**EXERCISE**
Print exactly the lines from the line with "Serialize everything readable" to the last line of the data, please, both included.

──────── PROVIDED DATA

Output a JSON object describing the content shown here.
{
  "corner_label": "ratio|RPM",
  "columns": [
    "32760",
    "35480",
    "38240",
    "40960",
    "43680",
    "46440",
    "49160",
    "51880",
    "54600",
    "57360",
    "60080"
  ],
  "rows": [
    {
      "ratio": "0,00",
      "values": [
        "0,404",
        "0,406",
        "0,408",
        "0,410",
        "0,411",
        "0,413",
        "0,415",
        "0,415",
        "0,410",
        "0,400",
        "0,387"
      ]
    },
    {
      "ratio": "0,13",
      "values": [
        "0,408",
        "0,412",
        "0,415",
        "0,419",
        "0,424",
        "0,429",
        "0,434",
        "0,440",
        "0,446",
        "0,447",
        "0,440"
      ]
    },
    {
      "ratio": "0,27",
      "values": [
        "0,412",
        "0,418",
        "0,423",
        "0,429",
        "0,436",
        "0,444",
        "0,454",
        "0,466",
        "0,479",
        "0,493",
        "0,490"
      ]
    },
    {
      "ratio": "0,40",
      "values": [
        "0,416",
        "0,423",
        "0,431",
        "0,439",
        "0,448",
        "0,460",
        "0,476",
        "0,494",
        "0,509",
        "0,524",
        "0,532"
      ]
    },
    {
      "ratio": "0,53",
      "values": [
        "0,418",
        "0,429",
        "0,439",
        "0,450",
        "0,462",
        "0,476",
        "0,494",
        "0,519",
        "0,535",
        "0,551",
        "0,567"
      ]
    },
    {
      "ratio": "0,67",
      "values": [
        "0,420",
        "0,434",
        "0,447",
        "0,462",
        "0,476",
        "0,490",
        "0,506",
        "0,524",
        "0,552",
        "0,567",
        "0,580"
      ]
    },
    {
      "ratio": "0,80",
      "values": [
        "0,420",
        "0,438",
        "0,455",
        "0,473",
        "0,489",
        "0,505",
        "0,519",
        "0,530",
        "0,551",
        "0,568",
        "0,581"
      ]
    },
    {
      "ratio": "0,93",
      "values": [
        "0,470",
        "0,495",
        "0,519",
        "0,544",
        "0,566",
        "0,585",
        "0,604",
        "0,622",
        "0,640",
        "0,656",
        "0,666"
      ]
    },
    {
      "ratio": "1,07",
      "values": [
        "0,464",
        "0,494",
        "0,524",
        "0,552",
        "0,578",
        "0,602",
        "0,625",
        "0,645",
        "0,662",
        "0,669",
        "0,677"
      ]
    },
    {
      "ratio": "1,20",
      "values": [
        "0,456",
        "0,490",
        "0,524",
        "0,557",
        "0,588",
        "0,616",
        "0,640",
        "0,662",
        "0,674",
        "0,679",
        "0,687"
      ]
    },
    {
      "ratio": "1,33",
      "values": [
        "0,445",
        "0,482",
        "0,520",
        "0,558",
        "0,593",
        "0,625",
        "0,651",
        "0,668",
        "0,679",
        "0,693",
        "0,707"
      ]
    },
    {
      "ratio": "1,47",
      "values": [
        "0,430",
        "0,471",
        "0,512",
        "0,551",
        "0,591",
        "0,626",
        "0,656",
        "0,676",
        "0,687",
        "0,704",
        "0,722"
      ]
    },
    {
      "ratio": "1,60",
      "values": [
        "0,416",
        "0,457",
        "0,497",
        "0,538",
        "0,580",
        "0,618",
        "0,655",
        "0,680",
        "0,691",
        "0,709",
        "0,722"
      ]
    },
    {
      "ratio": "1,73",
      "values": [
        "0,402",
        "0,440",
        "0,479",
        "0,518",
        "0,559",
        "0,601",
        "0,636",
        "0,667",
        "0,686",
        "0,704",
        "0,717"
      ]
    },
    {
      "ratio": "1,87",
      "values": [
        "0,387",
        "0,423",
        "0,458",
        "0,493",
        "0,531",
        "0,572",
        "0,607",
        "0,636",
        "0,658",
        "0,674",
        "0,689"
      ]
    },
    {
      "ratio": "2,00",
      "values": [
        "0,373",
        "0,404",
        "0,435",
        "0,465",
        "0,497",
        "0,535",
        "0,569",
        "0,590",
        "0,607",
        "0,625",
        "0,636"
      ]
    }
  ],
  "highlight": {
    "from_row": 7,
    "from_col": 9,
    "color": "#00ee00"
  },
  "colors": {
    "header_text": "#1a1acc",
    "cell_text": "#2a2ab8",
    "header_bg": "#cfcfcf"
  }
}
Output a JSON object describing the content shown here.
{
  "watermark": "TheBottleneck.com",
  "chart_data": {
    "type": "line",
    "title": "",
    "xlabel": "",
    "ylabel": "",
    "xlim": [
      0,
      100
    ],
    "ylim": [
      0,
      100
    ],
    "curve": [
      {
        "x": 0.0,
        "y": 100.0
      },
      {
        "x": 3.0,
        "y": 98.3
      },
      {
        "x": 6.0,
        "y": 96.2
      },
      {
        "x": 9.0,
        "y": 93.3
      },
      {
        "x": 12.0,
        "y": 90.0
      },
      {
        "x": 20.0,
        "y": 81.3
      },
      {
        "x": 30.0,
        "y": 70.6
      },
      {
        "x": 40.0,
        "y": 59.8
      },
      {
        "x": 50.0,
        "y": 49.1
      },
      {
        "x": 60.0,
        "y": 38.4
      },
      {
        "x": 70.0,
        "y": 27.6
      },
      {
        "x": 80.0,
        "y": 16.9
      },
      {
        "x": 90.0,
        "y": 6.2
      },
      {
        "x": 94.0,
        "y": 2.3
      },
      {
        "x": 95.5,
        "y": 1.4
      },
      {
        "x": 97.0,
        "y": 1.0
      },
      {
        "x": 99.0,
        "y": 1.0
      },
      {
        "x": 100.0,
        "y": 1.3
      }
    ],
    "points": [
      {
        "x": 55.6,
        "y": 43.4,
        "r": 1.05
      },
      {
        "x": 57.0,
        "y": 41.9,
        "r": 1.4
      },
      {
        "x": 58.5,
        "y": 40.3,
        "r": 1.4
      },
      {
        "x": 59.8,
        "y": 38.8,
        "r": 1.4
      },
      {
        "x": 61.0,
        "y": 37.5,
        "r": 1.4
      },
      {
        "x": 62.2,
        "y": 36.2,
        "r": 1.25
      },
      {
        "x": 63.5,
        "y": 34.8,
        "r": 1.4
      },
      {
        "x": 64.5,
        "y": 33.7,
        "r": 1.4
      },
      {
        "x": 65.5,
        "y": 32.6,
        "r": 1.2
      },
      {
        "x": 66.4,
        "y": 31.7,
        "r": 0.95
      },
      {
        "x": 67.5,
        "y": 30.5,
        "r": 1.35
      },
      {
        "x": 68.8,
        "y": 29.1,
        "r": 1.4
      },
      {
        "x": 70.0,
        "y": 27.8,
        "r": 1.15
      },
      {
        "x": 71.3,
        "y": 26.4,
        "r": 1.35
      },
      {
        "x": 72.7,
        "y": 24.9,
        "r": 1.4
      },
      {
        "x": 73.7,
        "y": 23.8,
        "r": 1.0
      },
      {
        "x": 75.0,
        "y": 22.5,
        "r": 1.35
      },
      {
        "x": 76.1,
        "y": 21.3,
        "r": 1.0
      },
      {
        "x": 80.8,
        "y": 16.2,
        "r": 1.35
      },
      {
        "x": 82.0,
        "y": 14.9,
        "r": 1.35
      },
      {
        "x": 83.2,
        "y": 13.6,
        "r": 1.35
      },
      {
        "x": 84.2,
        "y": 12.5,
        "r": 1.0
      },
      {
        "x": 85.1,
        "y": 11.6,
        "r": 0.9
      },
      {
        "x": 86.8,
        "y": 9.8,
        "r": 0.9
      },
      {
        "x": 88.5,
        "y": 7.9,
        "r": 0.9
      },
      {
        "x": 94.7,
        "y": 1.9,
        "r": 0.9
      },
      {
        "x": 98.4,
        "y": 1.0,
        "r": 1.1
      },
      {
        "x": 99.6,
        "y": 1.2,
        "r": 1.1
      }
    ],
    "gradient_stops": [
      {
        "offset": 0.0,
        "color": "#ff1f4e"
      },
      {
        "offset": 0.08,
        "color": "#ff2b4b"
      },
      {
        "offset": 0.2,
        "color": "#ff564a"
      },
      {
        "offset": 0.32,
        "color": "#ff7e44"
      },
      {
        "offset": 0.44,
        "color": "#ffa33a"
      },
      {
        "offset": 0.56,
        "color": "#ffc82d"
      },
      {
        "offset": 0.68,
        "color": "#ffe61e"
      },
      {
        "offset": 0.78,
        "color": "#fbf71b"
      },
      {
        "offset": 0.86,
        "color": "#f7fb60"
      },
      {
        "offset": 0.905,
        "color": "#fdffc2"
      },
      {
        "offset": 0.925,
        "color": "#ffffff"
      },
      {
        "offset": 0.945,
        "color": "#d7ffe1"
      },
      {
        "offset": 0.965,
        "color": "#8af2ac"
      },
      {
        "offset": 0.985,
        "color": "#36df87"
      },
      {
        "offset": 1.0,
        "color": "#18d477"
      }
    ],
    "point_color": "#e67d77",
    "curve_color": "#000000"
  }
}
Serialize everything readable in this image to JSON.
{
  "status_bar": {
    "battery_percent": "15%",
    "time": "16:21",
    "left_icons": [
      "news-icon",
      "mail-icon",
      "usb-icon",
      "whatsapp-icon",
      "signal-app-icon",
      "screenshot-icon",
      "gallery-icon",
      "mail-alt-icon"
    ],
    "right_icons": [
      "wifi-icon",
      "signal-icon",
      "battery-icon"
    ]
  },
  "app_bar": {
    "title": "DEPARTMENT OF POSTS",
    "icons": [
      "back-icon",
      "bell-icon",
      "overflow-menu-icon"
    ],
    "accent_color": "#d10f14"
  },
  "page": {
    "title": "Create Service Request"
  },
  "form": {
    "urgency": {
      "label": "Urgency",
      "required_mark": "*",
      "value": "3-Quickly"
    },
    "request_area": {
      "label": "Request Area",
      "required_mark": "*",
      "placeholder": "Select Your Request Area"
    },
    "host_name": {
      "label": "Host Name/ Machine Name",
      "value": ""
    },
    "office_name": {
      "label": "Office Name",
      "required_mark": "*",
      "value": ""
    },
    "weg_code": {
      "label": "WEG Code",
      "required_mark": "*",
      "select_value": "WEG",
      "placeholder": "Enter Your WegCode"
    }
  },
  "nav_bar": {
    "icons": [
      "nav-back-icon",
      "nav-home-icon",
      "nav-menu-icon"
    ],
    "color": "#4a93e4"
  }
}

────────────────

**SOLUTION FOR THIS PROBLEM**
Serialize everything readable in this image to JSON.
{
  "status_bar": {
    "battery_percent": "15%",
    "time": "16:21",
    "left_icons": [
      "news-icon",
      "mail-icon",
      "usb-icon",
      "whatsapp-icon",
      "signal-app-icon",
      "screenshot-icon",
      "gallery-icon",
      "mail-alt-icon"
    ],
    "right_icons": [
      "wifi-icon",
      "signal-icon",
      "battery-icon"
    ]
  },
  "app_bar": {
    "title": "DEPARTMENT OF POSTS",
    "icons": [
      "back-icon",
      "bell-icon",
      "overflow-menu-icon"
    ],
    "accent_color": "#d10f14"
  },
  "page": {
    "title": "Create Service Request"
  },
  "form": {
    "urgency": {
      "label": "Urgency",
      "required_mark": "*",
      "value": "3-Quickly"
    },
    "request_area": {
      "label": "Request Area",
      "required_mark": "*",
      "placeholder": "Select Your Request Area"
    },
    "host_name": {
      "label": "Host Name/ Machine Name",
      "value": ""
    },
    "office_name": {
      "label": "Office Name",
      "required_mark": "*",
      "value": ""
    },
    "weg_code": {
      "label": "WEG Code",
      "required_mark": "*",
      "select_value": "WEG",
      "placeholder": "Enter Your WegCode"
    }
  },
  "nav_bar": {
    "icons": [
      "nav-back-icon",
      "nav-home-icon",
      "nav-menu-icon"
    ],
    "color": "#4a93e4"
  }
}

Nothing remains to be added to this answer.